[Records for the task]
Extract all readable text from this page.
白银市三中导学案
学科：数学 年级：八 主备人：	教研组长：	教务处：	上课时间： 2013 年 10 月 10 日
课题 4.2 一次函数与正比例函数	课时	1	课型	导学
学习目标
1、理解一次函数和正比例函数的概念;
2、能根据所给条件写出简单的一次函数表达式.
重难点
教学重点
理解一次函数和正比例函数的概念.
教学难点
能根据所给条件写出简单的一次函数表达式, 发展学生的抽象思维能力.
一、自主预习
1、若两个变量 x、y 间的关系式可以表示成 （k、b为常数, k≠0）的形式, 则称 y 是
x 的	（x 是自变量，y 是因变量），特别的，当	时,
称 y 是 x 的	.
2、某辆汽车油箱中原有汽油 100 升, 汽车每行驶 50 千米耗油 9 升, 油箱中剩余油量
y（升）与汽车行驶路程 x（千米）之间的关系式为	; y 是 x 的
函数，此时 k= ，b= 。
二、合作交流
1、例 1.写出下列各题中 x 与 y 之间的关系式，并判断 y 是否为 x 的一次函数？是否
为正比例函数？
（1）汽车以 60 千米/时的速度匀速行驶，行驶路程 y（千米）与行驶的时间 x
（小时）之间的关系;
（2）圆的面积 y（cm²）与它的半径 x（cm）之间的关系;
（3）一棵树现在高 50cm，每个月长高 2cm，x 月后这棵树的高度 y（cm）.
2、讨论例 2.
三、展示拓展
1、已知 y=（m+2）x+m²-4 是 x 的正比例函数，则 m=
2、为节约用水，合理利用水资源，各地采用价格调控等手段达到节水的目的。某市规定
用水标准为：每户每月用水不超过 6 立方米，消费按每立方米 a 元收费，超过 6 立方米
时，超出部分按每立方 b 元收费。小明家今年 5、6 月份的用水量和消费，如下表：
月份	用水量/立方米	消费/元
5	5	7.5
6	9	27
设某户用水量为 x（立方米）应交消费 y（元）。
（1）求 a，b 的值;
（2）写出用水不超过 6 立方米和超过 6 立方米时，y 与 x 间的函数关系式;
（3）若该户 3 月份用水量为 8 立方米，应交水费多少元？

[Brief]
Return each entry from above without altering a single character.

[Solution to this task]
Extract all readable text from this page.
白银市三中导学案
学科：数学 年级：八 主备人：	教研组长：	教务处：	上课时间： 2013 年 10 月 10 日
课题 4.2 一次函数与正比例函数	课时	1	课型	导学
学习目标
1、理解一次函数和正比例函数的概念;
2、能根据所给条件写出简单的一次函数表达式.
重难点
教学重点
理解一次函数和正比例函数的概念.
教学难点
能根据所给条件写出简单的一次函数表达式, 发展学生的抽象思维能力.
一、自主预习
1、若两个变量 x、y 间的关系式可以表示成 （k、b为常数, k≠0）的形式, 则称 y 是
x 的	（x 是自变量，y 是因变量），特别的，当	时,
称 y 是 x 的	.
2、某辆汽车油箱中原有汽油 100 升, 汽车每行驶 50 千米耗油 9 升, 油箱中剩余油量
y（升）与汽车行驶路程 x（千米）之间的关系式为	; y 是 x 的
函数，此时 k= ，b= 。
二、合作交流
1、例 1.写出下列各题中 x 与 y 之间的关系式，并判断 y 是否为 x 的一次函数？是否
为正比例函数？
（1）汽车以 60 千米/时的速度匀速行驶，行驶路程 y（千米）与行驶的时间 x
（小时）之间的关系;
（2）圆的面积 y（cm²）与它的半径 x（cm）之间的关系;
（3）一棵树现在高 50cm，每个月长高 2cm，x 月后这棵树的高度 y（cm）.
2、讨论例 2.
三、展示拓展
1、已知 y=（m+2）x+m²-4 是 x 的正比例函数，则 m=
2、为节约用水，合理利用水资源，各地采用价格调控等手段达到节水的目的。某市规定
用水标准为：每户每月用水不超过 6 立方米，消费按每立方米 a 元收费，超过 6 立方米
时，超出部分按每立方 b 元收费。小明家今年 5、6 月份的用水量和消费，如下表：
月份	用水量/立方米	消费/元
5	5	7.5
6	9	27
设某户用水量为 x（立方米）应交消费 y（元）。
（1）求 a，b 的值;
（2）写出用水不超过 6 立方米和超过 6 立方米时，y 与 x 间的函数关系式;
（3）若该户 3 月份用水量为 8 立方米，应交水费多少元？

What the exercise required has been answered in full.